*Directions*: Copy each line that has the string "rows" somewhere in it.

Saved data entries:
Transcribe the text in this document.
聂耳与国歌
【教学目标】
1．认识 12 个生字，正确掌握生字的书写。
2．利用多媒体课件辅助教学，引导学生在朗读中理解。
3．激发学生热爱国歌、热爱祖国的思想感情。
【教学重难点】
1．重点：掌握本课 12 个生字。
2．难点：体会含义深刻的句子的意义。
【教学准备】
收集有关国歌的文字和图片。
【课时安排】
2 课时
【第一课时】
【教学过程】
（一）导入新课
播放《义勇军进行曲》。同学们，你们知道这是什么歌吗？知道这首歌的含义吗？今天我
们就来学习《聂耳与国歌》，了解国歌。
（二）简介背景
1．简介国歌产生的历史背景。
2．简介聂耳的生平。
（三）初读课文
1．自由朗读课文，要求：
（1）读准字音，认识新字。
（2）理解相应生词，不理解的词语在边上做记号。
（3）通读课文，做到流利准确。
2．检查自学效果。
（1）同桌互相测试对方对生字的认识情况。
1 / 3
==
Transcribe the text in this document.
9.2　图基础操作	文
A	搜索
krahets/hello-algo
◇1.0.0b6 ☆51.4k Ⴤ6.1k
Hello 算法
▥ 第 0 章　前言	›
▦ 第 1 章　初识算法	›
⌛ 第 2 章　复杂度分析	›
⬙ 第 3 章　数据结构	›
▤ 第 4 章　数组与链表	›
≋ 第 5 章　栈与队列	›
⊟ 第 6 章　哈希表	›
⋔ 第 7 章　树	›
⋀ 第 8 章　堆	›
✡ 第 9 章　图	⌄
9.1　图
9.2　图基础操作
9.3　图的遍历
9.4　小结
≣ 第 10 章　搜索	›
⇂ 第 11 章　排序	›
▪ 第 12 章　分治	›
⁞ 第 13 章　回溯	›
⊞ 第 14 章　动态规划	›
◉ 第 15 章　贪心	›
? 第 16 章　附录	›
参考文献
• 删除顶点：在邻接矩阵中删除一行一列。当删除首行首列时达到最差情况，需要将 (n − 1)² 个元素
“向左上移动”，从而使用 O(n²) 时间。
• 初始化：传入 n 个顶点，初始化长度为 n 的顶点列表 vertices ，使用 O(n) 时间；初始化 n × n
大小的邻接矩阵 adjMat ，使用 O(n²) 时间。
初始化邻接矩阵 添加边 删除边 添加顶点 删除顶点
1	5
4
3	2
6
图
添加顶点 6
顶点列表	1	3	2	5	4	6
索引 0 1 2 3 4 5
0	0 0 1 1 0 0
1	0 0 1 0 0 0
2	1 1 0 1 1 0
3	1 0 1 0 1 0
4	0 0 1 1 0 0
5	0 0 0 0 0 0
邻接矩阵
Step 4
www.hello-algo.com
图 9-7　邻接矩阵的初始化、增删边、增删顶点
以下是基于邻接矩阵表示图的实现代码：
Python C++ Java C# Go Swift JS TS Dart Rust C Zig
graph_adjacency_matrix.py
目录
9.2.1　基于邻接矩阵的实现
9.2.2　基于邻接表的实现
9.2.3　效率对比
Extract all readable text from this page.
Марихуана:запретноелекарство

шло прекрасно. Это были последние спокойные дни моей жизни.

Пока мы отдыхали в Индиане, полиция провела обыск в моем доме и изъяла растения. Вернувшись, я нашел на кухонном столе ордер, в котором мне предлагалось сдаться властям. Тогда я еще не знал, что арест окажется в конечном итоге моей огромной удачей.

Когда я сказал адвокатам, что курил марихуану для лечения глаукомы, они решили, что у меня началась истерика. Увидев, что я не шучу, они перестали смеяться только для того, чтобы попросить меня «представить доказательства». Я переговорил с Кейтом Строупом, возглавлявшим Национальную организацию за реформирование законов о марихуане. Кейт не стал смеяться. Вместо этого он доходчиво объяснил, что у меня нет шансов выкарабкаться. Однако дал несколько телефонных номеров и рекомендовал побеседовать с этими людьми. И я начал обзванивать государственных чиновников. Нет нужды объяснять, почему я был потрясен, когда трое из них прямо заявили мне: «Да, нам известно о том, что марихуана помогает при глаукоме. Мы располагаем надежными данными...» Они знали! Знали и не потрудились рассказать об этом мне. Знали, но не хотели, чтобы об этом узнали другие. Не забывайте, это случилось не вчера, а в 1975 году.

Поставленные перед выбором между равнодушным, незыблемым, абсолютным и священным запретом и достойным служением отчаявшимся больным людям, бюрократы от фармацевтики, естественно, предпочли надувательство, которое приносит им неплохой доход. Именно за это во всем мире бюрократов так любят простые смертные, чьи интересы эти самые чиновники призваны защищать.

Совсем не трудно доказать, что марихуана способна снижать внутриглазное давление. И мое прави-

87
---
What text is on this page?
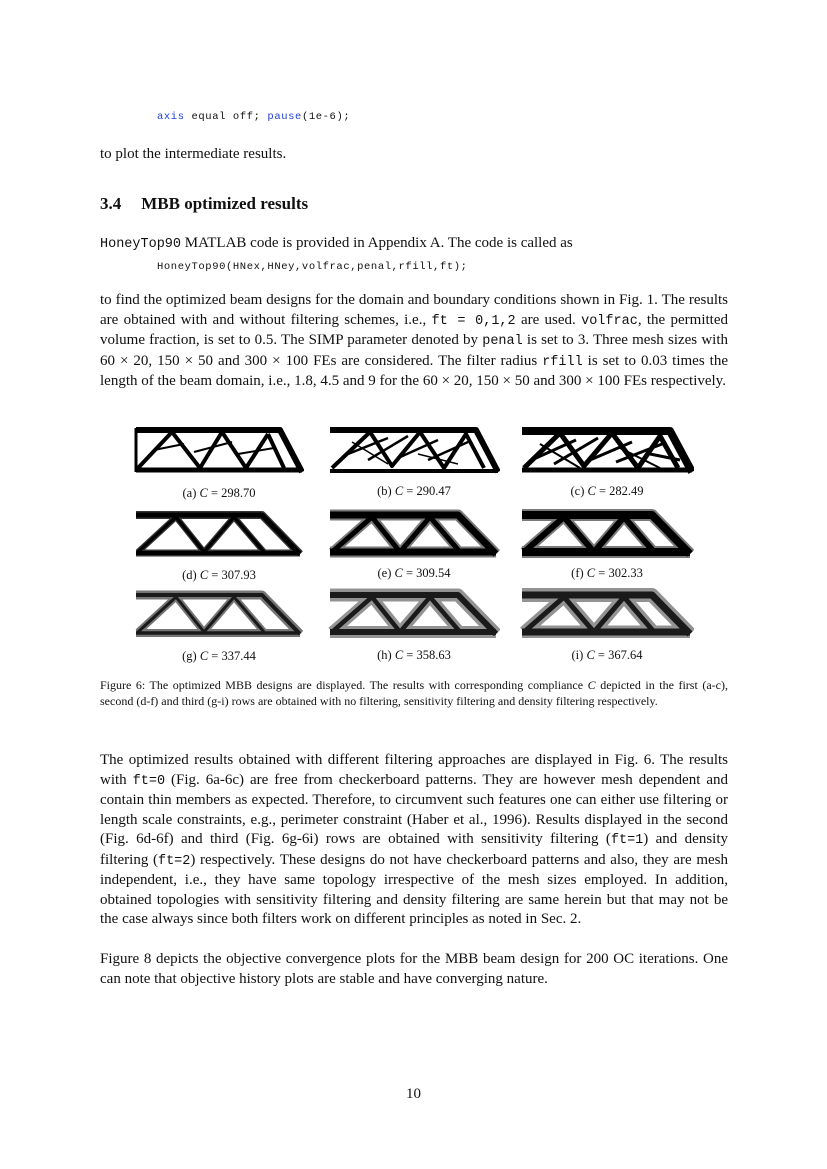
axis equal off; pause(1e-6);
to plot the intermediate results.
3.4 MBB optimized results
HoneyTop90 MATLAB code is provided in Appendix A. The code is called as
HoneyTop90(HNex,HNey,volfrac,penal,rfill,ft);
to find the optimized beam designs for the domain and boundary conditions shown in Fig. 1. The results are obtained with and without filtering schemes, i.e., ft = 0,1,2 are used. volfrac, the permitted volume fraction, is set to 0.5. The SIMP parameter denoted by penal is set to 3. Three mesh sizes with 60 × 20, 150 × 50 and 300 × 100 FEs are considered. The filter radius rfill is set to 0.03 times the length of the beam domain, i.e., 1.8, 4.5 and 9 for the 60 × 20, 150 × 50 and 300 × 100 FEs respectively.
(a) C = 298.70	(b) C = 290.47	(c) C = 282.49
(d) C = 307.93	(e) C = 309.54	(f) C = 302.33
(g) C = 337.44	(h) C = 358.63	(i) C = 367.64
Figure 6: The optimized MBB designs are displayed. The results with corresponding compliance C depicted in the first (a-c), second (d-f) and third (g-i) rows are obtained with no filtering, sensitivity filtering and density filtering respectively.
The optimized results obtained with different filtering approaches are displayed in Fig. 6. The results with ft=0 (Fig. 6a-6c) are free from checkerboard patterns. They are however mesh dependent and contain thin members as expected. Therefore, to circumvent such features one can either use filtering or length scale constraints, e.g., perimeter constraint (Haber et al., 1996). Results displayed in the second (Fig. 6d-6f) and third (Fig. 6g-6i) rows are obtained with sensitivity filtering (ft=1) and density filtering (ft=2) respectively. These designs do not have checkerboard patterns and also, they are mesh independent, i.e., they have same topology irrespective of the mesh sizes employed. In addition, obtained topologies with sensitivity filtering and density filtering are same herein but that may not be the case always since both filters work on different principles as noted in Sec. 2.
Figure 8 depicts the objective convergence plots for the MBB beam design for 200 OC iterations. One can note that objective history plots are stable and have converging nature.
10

*Exercise solution*:
Figure 6: The optimized MBB designs are displayed. The results with corresponding compliance C depicted in the first (a-c), second (d-f) and third (g-i) rows are obtained with no filtering, sensitivity filtering and density filtering respectively.
The optimized results obtained with different filtering approaches are displayed in Fig. 6. The results with ft=0 (Fig. 6a-6c) are free from checkerboard patterns. They are however mesh dependent and contain thin members as expected. Therefore, to circumvent such features one can either use filtering or length scale constraints, e.g., perimeter constraint (Haber et al., 1996). Results displayed in the second (Fig. 6d-6f) and third (Fig. 6g-6i) rows are obtained with sensitivity filtering (ft=1) and density filtering (ft=2) respectively. These designs do not have checkerboard patterns and also, they are mesh independent, i.e., they have same topology irrespective of the mesh sizes employed. In addition, obtained topologies with sensitivity filtering and density filtering are same herein but that may not be the case always since both filters work on different principles as noted in Sec. 2.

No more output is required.